[start Material for this task]
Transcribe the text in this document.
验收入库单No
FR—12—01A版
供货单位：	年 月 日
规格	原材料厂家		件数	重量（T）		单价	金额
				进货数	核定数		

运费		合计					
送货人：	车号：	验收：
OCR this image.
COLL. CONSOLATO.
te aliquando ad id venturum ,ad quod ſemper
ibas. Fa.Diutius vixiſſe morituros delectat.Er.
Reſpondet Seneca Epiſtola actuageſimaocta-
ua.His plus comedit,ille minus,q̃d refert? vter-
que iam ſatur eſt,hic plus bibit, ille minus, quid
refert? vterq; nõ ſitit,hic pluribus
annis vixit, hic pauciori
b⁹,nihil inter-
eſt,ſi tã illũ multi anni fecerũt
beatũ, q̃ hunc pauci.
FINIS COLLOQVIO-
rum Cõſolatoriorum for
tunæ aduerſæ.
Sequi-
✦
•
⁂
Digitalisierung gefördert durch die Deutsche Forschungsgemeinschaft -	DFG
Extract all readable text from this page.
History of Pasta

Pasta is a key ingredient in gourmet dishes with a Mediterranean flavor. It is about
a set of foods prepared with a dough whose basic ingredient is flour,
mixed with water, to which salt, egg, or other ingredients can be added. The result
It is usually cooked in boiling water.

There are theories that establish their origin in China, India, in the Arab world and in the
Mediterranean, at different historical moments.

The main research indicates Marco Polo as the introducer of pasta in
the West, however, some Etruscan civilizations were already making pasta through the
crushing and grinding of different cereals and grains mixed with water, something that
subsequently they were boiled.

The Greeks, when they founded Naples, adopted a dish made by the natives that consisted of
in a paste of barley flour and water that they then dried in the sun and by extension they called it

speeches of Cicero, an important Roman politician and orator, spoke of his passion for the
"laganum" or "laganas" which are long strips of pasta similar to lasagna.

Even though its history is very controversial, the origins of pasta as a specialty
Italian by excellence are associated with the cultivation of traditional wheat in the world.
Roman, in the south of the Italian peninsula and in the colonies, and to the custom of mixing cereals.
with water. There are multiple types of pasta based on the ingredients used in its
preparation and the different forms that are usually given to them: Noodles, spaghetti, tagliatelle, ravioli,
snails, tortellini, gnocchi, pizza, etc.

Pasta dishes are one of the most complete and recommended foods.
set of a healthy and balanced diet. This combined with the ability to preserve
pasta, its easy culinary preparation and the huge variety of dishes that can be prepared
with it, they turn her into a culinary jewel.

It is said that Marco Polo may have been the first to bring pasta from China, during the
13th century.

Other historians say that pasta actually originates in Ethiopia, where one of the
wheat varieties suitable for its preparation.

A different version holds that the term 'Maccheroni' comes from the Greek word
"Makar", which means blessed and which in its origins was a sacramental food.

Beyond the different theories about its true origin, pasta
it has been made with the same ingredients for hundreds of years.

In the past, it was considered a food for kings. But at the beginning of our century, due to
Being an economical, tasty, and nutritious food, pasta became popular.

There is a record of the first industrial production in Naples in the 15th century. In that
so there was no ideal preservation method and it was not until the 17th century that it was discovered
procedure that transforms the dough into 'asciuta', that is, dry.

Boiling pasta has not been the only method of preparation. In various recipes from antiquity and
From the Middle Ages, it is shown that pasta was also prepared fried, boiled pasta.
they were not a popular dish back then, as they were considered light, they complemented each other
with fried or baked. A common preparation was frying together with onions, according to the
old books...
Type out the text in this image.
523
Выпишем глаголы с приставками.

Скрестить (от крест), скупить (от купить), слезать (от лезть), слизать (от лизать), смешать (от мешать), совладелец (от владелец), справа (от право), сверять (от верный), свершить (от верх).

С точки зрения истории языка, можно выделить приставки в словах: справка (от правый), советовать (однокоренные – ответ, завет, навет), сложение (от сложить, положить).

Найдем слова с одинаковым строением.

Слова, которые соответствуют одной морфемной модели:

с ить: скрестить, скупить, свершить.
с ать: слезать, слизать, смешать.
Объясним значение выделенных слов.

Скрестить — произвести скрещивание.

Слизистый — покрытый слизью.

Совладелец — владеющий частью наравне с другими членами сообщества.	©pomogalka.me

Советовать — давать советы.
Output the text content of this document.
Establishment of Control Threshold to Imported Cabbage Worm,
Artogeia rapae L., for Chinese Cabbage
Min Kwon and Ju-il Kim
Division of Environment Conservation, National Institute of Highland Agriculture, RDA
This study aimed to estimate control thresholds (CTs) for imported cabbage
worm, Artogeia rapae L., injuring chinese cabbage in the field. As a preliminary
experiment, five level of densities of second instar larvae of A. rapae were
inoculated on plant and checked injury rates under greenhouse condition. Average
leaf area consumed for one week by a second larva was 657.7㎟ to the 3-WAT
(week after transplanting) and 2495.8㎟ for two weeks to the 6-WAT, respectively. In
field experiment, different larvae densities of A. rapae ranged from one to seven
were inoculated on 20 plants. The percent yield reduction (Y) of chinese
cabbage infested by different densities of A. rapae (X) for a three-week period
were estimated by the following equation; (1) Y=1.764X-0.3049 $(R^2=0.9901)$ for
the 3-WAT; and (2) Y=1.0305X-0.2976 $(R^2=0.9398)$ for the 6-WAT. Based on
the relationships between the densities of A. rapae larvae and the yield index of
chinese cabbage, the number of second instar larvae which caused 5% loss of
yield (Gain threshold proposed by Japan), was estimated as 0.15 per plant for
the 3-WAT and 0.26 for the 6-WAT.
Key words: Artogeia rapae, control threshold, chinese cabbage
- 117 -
[end Material for this task]
**Do this**
Filter the records above and return every line that holds the word "скупить".

**Correct answer**
Скрестить (от крест), скупить (от купить), слезать (от лезть), слизать (от лизать), смешать (от мешать), совладелец (от владелец), справа (от право), сверять (от верный), свершить (от верх).
с ить: скрестить, скупить, свершить.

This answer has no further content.